▸ **Written task**
Quote all entries exactly, leaving pictures aside.

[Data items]
==============================

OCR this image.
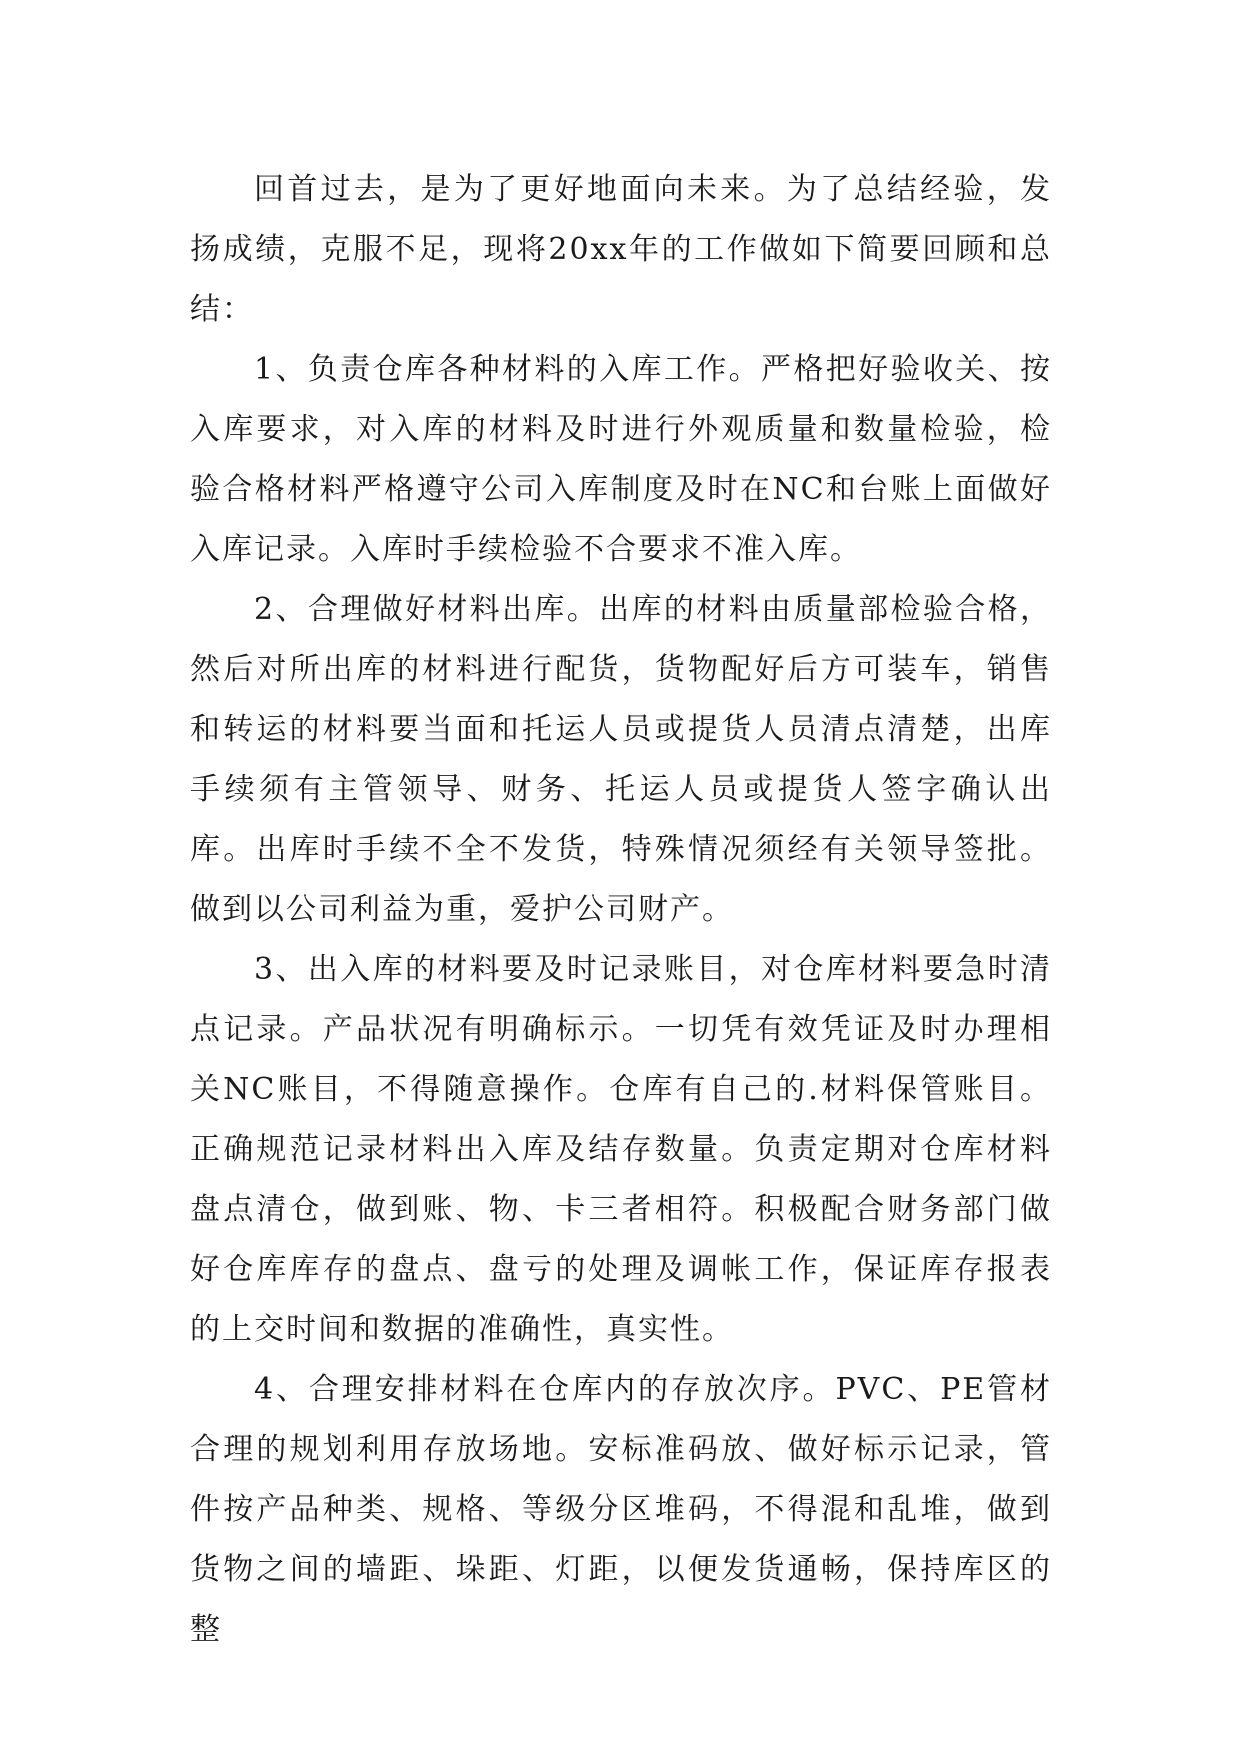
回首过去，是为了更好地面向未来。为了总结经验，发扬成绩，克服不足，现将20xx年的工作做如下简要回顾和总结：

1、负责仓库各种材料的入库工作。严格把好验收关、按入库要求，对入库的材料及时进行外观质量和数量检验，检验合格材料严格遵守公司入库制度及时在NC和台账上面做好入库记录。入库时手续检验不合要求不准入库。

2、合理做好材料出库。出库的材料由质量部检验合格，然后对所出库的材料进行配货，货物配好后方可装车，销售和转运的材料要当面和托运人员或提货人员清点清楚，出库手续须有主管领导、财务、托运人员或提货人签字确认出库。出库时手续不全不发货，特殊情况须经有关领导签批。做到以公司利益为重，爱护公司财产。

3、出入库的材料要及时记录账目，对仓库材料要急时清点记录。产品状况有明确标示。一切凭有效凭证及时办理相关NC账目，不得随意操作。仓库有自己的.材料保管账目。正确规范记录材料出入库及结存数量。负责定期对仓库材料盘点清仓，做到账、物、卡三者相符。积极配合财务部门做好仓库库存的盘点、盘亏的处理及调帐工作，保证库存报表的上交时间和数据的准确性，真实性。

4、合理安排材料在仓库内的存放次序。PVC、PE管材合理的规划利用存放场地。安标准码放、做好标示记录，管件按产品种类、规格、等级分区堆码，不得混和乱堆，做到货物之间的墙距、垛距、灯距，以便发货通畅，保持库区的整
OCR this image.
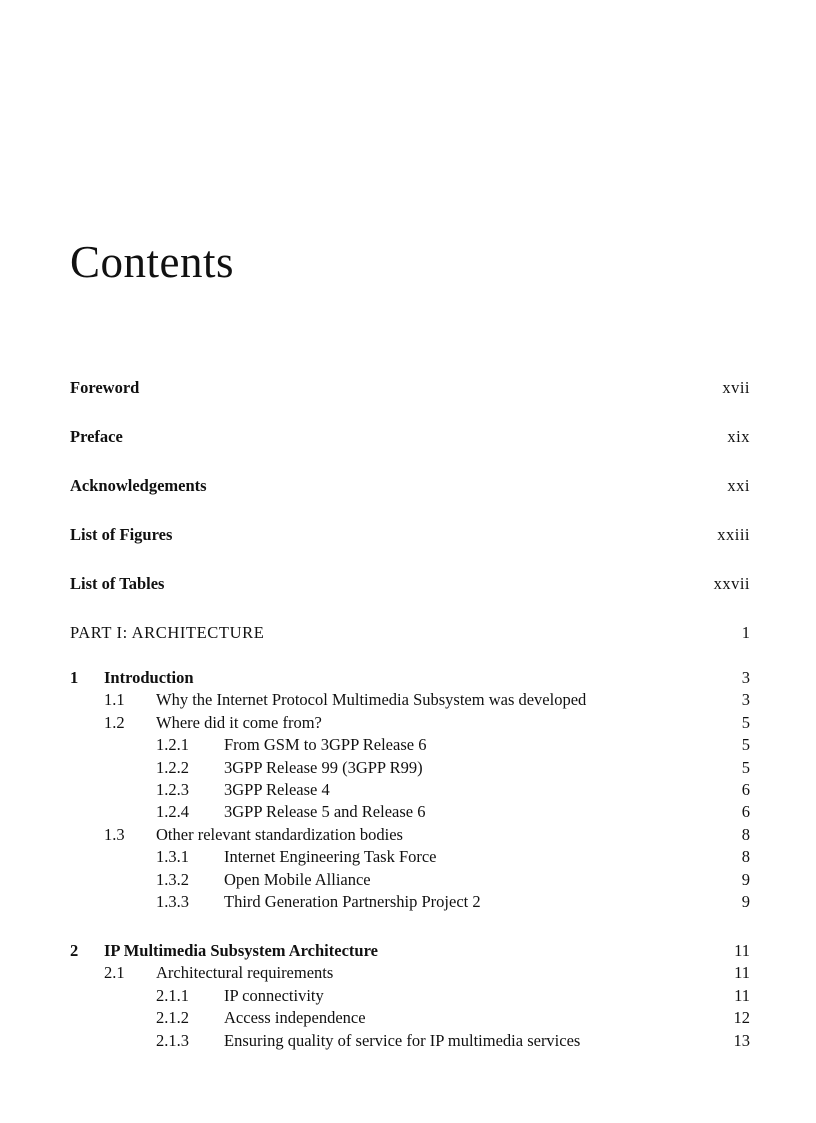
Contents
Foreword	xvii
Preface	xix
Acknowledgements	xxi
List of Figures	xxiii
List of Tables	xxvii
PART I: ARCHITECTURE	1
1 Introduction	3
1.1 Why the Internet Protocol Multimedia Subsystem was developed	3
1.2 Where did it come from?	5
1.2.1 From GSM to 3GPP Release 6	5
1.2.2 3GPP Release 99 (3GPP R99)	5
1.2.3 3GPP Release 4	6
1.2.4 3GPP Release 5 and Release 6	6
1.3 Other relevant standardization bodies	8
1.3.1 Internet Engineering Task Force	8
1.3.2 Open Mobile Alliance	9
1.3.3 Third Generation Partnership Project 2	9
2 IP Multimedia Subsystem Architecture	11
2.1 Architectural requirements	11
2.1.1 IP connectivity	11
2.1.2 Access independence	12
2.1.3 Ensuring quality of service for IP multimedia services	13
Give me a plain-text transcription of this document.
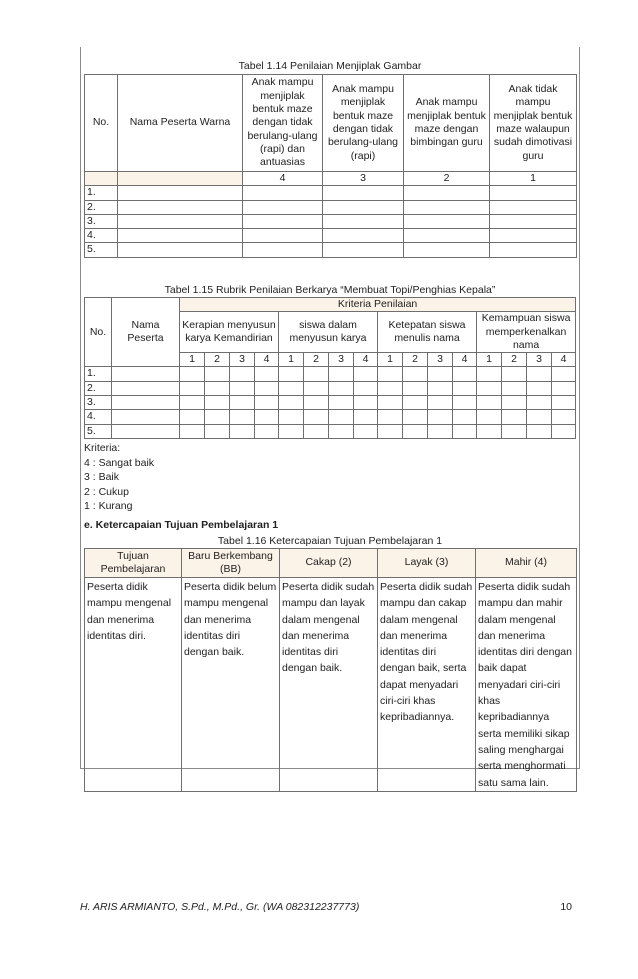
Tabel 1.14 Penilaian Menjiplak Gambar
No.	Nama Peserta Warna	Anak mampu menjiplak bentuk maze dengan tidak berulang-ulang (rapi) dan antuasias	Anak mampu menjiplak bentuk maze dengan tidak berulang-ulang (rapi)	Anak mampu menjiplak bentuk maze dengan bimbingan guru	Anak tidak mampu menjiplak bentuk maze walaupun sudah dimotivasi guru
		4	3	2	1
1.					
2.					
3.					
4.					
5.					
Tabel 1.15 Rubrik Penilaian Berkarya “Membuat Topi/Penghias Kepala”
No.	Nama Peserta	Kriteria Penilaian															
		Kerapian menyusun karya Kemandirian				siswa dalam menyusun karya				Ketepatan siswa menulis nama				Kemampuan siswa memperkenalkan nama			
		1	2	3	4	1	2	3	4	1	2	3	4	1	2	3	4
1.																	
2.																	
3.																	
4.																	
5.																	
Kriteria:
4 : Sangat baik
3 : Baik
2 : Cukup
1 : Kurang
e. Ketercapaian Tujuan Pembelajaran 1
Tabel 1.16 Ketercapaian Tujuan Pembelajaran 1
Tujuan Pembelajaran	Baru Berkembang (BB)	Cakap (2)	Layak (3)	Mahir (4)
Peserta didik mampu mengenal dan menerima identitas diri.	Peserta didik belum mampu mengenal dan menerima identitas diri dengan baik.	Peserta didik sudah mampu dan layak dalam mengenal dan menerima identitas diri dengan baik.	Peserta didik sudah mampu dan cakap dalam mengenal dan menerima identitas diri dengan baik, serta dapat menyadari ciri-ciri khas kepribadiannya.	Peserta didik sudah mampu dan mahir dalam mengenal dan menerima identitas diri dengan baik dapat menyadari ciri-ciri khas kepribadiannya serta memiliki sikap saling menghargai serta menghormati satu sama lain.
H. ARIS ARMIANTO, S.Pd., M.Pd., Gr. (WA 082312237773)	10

==============================

▸ **Written answer**
OCR this image.
回首过去，是为了更好地面向未来。为了总结经验，发扬成绩，克服不足，现将20xx年的工作做如下简要回顾和总结：

1、负责仓库各种材料的入库工作。严格把好验收关、按入库要求，对入库的材料及时进行外观质量和数量检验，检验合格材料严格遵守公司入库制度及时在NC和台账上面做好入库记录。入库时手续检验不合要求不准入库。

2、合理做好材料出库。出库的材料由质量部检验合格，然后对所出库的材料进行配货，货物配好后方可装车，销售和转运的材料要当面和托运人员或提货人员清点清楚，出库手续须有主管领导、财务、托运人员或提货人签字确认出库。出库时手续不全不发货，特殊情况须经有关领导签批。做到以公司利益为重，爱护公司财产。

3、出入库的材料要及时记录账目，对仓库材料要急时清点记录。产品状况有明确标示。一切凭有效凭证及时办理相关NC账目，不得随意操作。仓库有自己的.材料保管账目。正确规范记录材料出入库及结存数量。负责定期对仓库材料盘点清仓，做到账、物、卡三者相符。积极配合财务部门做好仓库库存的盘点、盘亏的处理及调帐工作，保证库存报表的上交时间和数据的准确性，真实性。

4、合理安排材料在仓库内的存放次序。PVC、PE管材合理的规划利用存放场地。安标准码放、做好标示记录，管件按产品种类、规格、等级分区堆码，不得混和乱堆，做到货物之间的墙距、垛距、灯距，以便发货通畅，保持库区的整
OCR this image.
Contents
Foreword	xvii
Preface	xix
Acknowledgements	xxi
List of Figures	xxiii
List of Tables	xxvii
PART I: ARCHITECTURE	1
1 Introduction	3
1.1 Why the Internet Protocol Multimedia Subsystem was developed	3
1.2 Where did it come from?	5
1.2.1 From GSM to 3GPP Release 6	5
1.2.2 3GPP Release 99 (3GPP R99)	5
1.2.3 3GPP Release 4	6
1.2.4 3GPP Release 5 and Release 6	6
1.3 Other relevant standardization bodies	8
1.3.1 Internet Engineering Task Force	8
1.3.2 Open Mobile Alliance	9
1.3.3 Third Generation Partnership Project 2	9
2 IP Multimedia Subsystem Architecture	11
2.1 Architectural requirements	11
2.1.1 IP connectivity	11
2.1.2 Access independence	12
2.1.3 Ensuring quality of service for IP multimedia services	13
Give me a plain-text transcription of this document.
Tabel 1.14 Penilaian Menjiplak Gambar
No.	Nama Peserta Warna	Anak mampu menjiplak bentuk maze dengan tidak berulang-ulang (rapi) dan antuasias	Anak mampu menjiplak bentuk maze dengan tidak berulang-ulang (rapi)	Anak mampu menjiplak bentuk maze dengan bimbingan guru	Anak tidak mampu menjiplak bentuk maze walaupun sudah dimotivasi guru
		4	3	2	1
1.					
2.					
3.					
4.					
5.					
Tabel 1.15 Rubrik Penilaian Berkarya “Membuat Topi/Penghias Kepala”
No.	Nama Peserta	Kriteria Penilaian															
		Kerapian menyusun karya Kemandirian				siswa dalam menyusun karya				Ketepatan siswa menulis nama				Kemampuan siswa memperkenalkan nama			
		1	2	3	4	1	2	3	4	1	2	3	4	1	2	3	4
1.																	
2.																	
3.																	
4.																	
5.																	
Kriteria:
4 : Sangat baik
3 : Baik
2 : Cukup
1 : Kurang
e. Ketercapaian Tujuan Pembelajaran 1
Tabel 1.16 Ketercapaian Tujuan Pembelajaran 1
Tujuan Pembelajaran	Baru Berkembang (BB)	Cakap (2)	Layak (3)	Mahir (4)
Peserta didik mampu mengenal dan menerima identitas diri.	Peserta didik belum mampu mengenal dan menerima identitas diri dengan baik.	Peserta didik sudah mampu dan layak dalam mengenal dan menerima identitas diri dengan baik.	Peserta didik sudah mampu dan cakap dalam mengenal dan menerima identitas diri dengan baik, serta dapat menyadari ciri-ciri khas kepribadiannya.	Peserta didik sudah mampu dan mahir dalam mengenal dan menerima identitas diri dengan baik dapat menyadari ciri-ciri khas kepribadiannya serta memiliki sikap saling menghargai serta menghormati satu sama lain.
H. ARIS ARMIANTO, S.Pd., M.Pd., Gr. (WA 082312237773)	10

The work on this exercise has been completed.